Task requirements:
Lift out all lines below that contain "комплекта".

Extracted records:
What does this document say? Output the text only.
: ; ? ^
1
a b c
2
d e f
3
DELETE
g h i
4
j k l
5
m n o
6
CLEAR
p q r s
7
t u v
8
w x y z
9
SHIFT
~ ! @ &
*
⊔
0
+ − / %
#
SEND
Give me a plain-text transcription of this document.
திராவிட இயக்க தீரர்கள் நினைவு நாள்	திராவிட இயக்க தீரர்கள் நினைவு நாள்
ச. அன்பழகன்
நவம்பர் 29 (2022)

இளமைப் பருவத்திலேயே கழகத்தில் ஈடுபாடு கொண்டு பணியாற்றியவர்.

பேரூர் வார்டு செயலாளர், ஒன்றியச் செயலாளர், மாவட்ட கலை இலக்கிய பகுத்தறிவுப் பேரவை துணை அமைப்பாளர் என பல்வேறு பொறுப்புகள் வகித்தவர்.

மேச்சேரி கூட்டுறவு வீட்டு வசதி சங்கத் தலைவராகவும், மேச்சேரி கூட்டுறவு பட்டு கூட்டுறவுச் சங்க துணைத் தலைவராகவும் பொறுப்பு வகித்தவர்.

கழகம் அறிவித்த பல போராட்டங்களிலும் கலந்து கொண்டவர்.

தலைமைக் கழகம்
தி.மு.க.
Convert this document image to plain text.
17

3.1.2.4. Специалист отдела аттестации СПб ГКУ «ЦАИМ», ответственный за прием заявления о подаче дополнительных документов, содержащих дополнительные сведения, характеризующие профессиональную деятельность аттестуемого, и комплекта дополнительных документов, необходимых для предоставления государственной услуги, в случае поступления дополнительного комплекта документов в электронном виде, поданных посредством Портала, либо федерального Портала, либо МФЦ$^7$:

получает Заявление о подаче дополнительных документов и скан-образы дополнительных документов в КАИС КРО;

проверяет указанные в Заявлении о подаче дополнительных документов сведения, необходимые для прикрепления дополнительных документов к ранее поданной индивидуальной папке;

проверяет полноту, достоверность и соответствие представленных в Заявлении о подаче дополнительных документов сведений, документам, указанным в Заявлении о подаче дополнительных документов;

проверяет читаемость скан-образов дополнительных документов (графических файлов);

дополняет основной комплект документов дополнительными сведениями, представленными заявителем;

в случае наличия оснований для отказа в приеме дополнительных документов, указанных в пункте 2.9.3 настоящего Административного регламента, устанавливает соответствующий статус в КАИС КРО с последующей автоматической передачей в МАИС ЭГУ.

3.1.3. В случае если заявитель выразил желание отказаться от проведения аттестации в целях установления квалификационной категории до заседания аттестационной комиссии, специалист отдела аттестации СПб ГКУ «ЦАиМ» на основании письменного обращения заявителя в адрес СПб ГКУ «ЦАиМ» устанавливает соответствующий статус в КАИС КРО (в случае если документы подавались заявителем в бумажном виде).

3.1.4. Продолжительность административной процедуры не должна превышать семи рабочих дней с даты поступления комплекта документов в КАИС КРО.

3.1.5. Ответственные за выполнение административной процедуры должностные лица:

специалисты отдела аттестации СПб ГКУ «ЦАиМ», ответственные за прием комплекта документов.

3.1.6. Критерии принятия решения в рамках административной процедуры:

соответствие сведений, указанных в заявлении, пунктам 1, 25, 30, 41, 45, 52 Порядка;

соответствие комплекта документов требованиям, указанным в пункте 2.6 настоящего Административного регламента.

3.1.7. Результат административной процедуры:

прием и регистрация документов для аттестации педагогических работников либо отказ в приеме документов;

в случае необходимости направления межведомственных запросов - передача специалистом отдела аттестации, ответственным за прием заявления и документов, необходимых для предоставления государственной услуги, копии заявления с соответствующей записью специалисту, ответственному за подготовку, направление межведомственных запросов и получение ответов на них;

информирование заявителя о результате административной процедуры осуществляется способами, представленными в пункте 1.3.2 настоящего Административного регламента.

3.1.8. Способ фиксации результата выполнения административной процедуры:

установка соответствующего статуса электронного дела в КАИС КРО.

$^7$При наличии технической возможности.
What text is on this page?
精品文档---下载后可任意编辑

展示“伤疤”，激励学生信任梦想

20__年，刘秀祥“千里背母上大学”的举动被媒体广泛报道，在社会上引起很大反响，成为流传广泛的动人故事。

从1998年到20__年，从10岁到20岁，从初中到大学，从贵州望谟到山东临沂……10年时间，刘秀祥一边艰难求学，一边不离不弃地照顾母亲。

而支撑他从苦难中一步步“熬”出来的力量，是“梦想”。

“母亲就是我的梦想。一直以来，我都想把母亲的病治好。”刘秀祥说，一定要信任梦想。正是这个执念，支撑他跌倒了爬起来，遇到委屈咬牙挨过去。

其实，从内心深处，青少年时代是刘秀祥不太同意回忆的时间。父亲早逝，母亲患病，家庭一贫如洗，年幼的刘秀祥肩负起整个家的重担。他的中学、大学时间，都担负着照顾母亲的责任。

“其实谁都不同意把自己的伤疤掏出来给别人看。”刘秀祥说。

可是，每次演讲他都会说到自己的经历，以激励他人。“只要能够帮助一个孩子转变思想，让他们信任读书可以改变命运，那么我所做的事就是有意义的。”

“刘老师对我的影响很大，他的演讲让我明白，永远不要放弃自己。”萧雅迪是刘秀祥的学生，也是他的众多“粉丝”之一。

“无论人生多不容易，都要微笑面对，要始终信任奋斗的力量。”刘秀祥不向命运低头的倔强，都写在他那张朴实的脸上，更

Final answer:
3.1.2.4. Специалист отдела аттестации СПб ГКУ «ЦАИМ», ответственный за прием заявления о подаче дополнительных документов, содержащих дополнительные сведения, характеризующие профессиональную деятельность аттестуемого, и комплекта дополнительных документов, необходимых для предоставления государственной услуги, в случае поступления дополнительного комплекта документов в электронном виде, поданных посредством Портала, либо федерального Портала, либо МФЦ$^7$:
3.1.4. Продолжительность административной процедуры не должна превышать семи рабочих дней с даты поступления комплекта документов в КАИС КРО.
специалисты отдела аттестации СПб ГКУ «ЦАиМ», ответственные за прием комплекта документов.
соответствие комплекта документов требованиям, указанным в пункте 2.6 настоящего Административного регламента.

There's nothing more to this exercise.